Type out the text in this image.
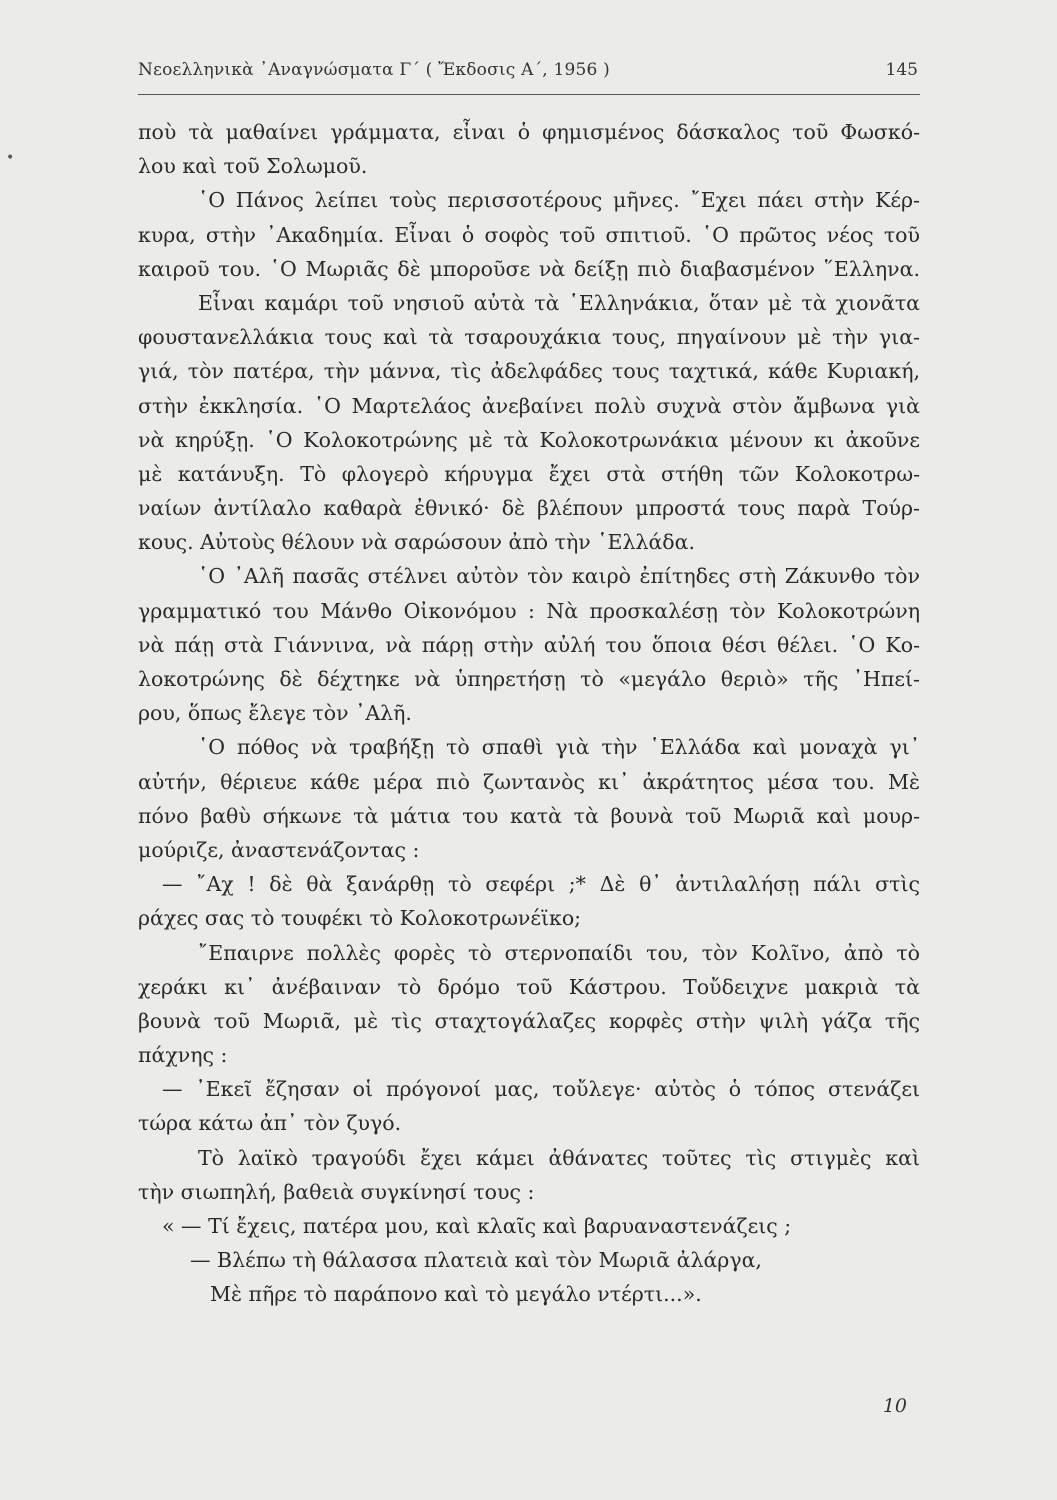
•
Νεοελληνικὰ ᾿Αναγνώσματα Γ΄ ( Ἔκδοσις Α΄, 1956 )	145
ποὺ τὰ μαθαίνει γράμματα, εἶναι ὁ φημισμένος δάσκαλος τοῦ Φωσκό-
λου καὶ τοῦ Σολωμοῦ.
῾Ο Πάνος λείπει τοὺς περισσοτέρους μῆνες. ῎Εχει πάει στὴν Κέρ-
κυρα, στὴν ᾿Ακαδημία. Εἶναι ὁ σοφὸς τοῦ σπιτιοῦ. ῾Ο πρῶτος νέος τοῦ
καιροῦ του. ῾Ο Μωριᾶς δὲ μποροῦσε νὰ δείξῃ πιὸ διαβασμένον ῞Ελληνα.
Εἶναι καμάρι τοῦ νησιοῦ αὐτὰ τὰ ῾Ελληνάκια, ὅταν μὲ τὰ χιονᾶτα
φουστανελλάκια τους καὶ τὰ τσαρουχάκια τους, πηγαίνουν μὲ τὴν για-
γιά, τὸν πατέρα, τὴν μάννα, τὶς ἀδελφάδες τους ταχτικά, κάθε Κυριακή,
στὴν ἐκκλησία. ῾Ο Μαρτελάος ἀνεβαίνει πολὺ συχνὰ στὸν ἄμβωνα γιὰ
νὰ κηρύξῃ. ῾Ο Κολοκοτρώνης μὲ τὰ Κολοκοτρωνάκια μένουν κι ἀκοῦνε
μὲ κατάνυξη. Τὸ φλογερὸ κήρυγμα ἔχει στὰ στήθη τῶν Κολοκοτρω-
ναίων ἀντίλαλο καθαρὰ ἐθνικό· δὲ βλέπουν μπροστά τους παρὰ Τούρ-
κους. Αὐτοὺς θέλουν νὰ σαρώσουν ἀπὸ τὴν ῾Ελλάδα.
῾Ο ᾿Αλῆ πασᾶς στέλνει αὐτὸν τὸν καιρὸ ἐπίτηδες στὴ Ζάκυνθο τὸν
γραμματικό του Μάνθο Οἰκονόμου : Νὰ προσκαλέσῃ τὸν Κολοκοτρώνη
νὰ πάῃ στὰ Γιάννινα, νὰ πάρῃ στὴν αὐλή του ὅποια θέσι θέλει. ῾Ο Κο-
λοκοτρώνης δὲ δέχτηκε νὰ ὑπηρετήσῃ τὸ «μεγάλο θεριὸ» τῆς ᾿Ηπεί-
ρου, ὅπως ἔλεγε τὸν ᾿Αλῆ.
῾Ο πόθος νὰ τραβήξῃ τὸ σπαθὶ γιὰ τὴν ῾Ελλάδα καὶ μοναχὰ γι᾿
αὐτήν, θέριευε κάθε μέρα πιὸ ζωντανὸς κι᾿ ἀκράτητος μέσα του. Μὲ
πόνο βαθὺ σήκωνε τὰ μάτια του κατὰ τὰ βουνὰ τοῦ Μωριᾶ καὶ μουρ-
μούριζε, ἀναστενάζοντας :
— ῎Αχ ! δὲ θὰ ξανάρθῃ τὸ σεφέρι ;* Δὲ θ᾿ ἀντιλαλήσῃ πάλι στὶς
ράχες σας τὸ τουφέκι τὸ Κολοκοτρωνέϊκο;
῎Επαιρνε πολλὲς φορὲς τὸ στερνοπαίδι του, τὸν Κολῖνο, ἀπὸ τὸ
χεράκι κι᾿ ἀνέβαιναν τὸ δρόμο τοῦ Κάστρου. Τοὔδειχνε μακριὰ τὰ
βουνὰ τοῦ Μωριᾶ, μὲ τὶς σταχτογάλαζες κορφὲς στὴν ψιλὴ γάζα τῆς
πάχνης :
— ᾿Εκεῖ ἔζησαν οἱ πρόγονοί μας, τοὔλεγε· αὐτὸς ὁ τόπος στενάζει
τώρα κάτω ἀπ᾿ τὸν ζυγό.
Τὸ λαϊκὸ τραγούδι ἔχει κάμει ἀθάνατες τοῦτες τὶς στιγμὲς καὶ
τὴν σιωπηλή, βαθειὰ συγκίνησί τους :
« — Τί ἔχεις, πατέρα μου, καὶ κλαῖς καὶ βαρυαναστενάζεις ;
— Βλέπω τὴ θάλασσα πλατειὰ καὶ τὸν Μωριᾶ ἀλάργα,
Μὲ πῆρε τὸ παράπονο καὶ τὸ μεγάλο ντέρτι...».
10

----

Go through the records above and copy every line with the word "μεγάλο".

RESULT BELOW |
λοκοτρώνης δὲ δέχτηκε νὰ ὑπηρετήσῃ τὸ «μεγάλο θεριὸ» τῆς ᾿Ηπεί-
Μὲ πῆρε τὸ παράπονο καὶ τὸ μεγάλο ντέρτι...».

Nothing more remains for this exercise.